## Exercise directions
Gather the lines that hold the string "politicians".

## Data section

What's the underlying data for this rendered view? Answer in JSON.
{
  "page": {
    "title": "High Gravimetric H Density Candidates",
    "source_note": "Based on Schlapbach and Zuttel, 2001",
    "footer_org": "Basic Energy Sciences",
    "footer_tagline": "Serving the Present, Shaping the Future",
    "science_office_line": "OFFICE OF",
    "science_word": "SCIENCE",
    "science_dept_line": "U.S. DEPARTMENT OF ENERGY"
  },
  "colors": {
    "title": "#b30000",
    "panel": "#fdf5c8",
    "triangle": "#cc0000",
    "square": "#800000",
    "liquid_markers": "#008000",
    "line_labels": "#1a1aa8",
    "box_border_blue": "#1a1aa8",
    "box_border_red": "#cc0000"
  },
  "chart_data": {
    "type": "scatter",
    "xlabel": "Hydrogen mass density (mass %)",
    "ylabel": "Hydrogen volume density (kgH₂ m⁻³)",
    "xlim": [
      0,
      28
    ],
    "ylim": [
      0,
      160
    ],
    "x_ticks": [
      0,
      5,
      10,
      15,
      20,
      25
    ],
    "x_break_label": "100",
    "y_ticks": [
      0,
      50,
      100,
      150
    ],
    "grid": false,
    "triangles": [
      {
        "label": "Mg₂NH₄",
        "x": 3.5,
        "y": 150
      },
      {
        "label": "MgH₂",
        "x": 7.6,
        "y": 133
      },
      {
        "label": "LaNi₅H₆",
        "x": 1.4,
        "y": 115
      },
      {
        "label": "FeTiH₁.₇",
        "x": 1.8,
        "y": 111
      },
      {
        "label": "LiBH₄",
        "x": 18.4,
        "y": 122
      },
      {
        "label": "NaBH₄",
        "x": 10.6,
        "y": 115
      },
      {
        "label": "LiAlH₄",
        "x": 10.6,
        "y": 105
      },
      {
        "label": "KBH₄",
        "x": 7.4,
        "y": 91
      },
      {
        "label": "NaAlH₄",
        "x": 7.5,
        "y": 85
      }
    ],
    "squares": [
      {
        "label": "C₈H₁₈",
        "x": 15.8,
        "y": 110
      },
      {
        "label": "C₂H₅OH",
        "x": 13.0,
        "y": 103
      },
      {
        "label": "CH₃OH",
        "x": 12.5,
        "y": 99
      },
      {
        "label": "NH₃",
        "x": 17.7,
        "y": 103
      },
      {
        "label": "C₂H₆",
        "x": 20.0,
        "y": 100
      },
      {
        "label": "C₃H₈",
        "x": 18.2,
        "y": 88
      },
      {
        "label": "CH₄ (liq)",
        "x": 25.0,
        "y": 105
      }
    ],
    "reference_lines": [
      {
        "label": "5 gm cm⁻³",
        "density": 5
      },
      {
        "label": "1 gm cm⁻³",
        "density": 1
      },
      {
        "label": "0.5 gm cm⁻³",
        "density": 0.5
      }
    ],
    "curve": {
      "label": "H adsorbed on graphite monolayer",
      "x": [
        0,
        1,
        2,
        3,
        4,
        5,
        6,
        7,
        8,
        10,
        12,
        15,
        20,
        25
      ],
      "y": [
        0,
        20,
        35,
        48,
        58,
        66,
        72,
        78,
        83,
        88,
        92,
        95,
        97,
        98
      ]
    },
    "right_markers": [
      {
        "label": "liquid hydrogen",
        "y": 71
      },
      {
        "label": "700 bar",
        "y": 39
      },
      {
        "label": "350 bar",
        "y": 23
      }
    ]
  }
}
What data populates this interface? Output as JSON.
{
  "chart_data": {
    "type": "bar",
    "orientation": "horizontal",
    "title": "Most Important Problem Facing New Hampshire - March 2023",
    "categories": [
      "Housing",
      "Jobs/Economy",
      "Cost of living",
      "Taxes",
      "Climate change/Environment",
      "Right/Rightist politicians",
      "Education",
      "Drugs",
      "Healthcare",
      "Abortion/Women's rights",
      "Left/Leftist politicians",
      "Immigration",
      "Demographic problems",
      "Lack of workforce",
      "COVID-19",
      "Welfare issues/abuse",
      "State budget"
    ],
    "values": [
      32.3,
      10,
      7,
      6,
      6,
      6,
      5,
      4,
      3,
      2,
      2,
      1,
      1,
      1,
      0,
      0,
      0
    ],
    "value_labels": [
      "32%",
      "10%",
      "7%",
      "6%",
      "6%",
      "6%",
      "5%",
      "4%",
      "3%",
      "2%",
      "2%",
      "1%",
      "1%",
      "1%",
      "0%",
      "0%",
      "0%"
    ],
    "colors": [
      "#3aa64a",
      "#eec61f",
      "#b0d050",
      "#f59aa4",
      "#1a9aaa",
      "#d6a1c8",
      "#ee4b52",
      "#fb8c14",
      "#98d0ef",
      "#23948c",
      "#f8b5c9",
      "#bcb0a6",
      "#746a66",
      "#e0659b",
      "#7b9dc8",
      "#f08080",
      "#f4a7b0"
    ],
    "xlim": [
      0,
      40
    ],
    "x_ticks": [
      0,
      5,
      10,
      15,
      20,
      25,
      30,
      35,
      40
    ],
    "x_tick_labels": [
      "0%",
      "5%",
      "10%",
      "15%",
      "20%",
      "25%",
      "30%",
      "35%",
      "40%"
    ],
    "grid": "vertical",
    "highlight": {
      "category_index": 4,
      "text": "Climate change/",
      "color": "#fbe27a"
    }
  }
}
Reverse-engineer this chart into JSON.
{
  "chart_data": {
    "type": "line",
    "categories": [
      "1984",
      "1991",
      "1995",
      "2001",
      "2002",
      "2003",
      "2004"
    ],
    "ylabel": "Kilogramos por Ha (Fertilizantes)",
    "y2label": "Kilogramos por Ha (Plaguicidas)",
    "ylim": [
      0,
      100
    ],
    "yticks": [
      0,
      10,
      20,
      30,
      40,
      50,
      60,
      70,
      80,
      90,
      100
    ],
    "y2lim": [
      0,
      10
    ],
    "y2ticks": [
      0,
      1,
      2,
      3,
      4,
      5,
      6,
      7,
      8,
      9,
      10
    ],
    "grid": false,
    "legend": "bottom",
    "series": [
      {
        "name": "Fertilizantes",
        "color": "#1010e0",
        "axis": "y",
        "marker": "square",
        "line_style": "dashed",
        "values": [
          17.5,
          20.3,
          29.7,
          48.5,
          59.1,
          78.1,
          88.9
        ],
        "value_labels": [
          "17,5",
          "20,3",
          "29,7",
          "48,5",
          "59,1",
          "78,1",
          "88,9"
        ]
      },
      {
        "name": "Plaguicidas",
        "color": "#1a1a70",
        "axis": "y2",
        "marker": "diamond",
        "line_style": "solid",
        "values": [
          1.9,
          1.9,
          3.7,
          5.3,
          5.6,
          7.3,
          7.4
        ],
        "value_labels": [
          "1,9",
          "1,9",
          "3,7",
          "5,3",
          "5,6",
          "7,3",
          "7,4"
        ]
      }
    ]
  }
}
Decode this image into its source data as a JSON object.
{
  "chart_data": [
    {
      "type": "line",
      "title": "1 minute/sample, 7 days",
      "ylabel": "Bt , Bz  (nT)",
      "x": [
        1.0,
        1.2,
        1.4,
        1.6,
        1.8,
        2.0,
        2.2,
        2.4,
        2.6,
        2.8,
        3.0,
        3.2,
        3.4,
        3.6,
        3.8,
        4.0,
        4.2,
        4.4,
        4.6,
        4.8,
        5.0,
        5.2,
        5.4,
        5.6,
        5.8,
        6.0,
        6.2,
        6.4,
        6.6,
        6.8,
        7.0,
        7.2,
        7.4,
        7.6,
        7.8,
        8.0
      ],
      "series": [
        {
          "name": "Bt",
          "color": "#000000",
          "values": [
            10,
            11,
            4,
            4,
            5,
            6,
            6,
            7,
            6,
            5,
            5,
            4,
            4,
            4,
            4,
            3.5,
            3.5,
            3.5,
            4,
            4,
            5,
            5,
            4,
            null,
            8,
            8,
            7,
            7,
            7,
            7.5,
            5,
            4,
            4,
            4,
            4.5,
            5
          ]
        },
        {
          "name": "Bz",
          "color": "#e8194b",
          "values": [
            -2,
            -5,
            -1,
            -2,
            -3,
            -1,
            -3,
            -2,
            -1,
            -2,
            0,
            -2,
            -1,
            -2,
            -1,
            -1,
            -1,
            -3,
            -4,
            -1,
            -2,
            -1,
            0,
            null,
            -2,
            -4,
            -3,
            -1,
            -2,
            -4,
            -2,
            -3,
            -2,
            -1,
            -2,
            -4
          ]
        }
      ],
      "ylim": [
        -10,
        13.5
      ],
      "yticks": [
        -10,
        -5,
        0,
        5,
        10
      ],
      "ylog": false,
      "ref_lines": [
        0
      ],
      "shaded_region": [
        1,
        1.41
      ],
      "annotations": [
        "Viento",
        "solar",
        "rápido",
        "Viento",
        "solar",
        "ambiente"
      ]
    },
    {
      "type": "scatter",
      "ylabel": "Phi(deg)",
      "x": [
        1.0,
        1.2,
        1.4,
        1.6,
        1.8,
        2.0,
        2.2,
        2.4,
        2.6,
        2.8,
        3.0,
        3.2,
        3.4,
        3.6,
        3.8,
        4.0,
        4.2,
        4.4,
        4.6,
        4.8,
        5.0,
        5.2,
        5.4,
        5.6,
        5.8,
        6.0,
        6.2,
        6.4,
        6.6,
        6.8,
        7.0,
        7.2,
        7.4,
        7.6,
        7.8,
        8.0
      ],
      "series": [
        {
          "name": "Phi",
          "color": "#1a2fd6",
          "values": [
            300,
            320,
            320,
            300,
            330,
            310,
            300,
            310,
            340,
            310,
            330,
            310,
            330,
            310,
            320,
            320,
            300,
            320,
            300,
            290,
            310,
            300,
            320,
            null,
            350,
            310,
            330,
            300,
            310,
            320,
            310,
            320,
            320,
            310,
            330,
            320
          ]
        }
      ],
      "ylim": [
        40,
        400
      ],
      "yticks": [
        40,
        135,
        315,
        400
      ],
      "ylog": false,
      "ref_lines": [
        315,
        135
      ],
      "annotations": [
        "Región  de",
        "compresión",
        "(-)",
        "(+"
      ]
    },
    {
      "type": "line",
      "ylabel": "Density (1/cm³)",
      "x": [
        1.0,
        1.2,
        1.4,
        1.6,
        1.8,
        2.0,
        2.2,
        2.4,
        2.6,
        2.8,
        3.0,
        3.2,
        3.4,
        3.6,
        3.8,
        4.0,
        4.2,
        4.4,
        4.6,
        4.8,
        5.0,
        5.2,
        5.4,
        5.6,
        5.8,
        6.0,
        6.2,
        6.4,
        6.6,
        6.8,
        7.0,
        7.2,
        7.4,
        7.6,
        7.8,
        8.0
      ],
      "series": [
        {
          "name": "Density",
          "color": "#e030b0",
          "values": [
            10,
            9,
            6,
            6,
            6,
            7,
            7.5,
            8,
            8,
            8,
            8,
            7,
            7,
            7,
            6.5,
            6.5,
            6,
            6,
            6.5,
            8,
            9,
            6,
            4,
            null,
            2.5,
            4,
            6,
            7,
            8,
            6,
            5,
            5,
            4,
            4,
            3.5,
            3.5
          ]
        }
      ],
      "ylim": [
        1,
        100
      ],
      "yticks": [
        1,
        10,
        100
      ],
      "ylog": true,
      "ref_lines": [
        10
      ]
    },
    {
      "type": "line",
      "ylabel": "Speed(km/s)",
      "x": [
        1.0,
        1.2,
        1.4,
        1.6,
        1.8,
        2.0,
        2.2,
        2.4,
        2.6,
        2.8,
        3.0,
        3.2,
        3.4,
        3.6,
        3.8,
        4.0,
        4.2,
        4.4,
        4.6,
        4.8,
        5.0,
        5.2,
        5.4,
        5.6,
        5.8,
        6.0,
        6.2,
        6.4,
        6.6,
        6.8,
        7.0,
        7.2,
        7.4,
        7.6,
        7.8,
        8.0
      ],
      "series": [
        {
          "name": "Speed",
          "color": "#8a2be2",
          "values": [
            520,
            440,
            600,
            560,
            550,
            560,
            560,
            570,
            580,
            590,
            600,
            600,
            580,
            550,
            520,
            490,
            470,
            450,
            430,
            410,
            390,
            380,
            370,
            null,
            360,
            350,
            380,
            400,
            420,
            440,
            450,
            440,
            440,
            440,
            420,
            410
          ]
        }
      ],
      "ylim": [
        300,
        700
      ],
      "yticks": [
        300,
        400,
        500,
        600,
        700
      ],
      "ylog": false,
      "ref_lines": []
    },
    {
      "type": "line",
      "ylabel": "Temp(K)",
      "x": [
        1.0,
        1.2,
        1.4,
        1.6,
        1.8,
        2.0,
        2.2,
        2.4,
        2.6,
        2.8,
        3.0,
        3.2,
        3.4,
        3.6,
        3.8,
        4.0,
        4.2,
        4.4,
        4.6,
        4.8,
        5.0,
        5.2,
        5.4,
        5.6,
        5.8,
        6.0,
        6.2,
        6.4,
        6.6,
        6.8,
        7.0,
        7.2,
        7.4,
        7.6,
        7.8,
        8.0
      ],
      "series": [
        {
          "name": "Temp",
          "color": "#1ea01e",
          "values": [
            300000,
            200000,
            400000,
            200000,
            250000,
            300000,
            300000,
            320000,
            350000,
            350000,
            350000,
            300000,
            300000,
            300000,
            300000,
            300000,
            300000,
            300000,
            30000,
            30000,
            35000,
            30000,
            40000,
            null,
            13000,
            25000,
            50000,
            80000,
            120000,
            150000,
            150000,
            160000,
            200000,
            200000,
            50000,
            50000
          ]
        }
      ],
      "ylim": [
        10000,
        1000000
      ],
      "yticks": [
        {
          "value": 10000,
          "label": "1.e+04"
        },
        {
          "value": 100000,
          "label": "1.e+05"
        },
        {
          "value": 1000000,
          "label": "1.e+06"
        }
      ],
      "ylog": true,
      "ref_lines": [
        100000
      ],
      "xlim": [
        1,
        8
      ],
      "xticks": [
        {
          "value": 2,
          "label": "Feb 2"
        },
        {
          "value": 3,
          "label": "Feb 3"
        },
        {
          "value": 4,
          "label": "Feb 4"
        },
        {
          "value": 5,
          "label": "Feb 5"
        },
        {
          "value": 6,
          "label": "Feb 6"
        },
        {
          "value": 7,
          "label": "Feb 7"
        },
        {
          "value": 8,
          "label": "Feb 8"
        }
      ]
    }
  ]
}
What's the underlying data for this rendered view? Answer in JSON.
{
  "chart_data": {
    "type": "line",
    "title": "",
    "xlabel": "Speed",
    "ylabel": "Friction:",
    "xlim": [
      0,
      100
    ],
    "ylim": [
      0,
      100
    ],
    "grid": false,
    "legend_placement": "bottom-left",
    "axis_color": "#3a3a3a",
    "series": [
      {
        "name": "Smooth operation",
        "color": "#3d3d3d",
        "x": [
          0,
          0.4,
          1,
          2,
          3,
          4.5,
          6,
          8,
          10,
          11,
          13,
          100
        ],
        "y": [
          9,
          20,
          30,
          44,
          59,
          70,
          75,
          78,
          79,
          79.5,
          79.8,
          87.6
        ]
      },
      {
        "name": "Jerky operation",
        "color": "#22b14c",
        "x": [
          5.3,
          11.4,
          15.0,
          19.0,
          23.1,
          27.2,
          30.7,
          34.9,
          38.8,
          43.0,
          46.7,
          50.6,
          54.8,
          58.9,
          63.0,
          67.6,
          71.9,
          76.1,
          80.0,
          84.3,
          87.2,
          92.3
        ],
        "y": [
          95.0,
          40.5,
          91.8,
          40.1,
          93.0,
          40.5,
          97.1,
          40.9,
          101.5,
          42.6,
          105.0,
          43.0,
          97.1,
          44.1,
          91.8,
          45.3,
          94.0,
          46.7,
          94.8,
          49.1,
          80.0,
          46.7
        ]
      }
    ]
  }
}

## Solved exercise
      "Right/Rightist politicians",
      "Left/Leftist politicians",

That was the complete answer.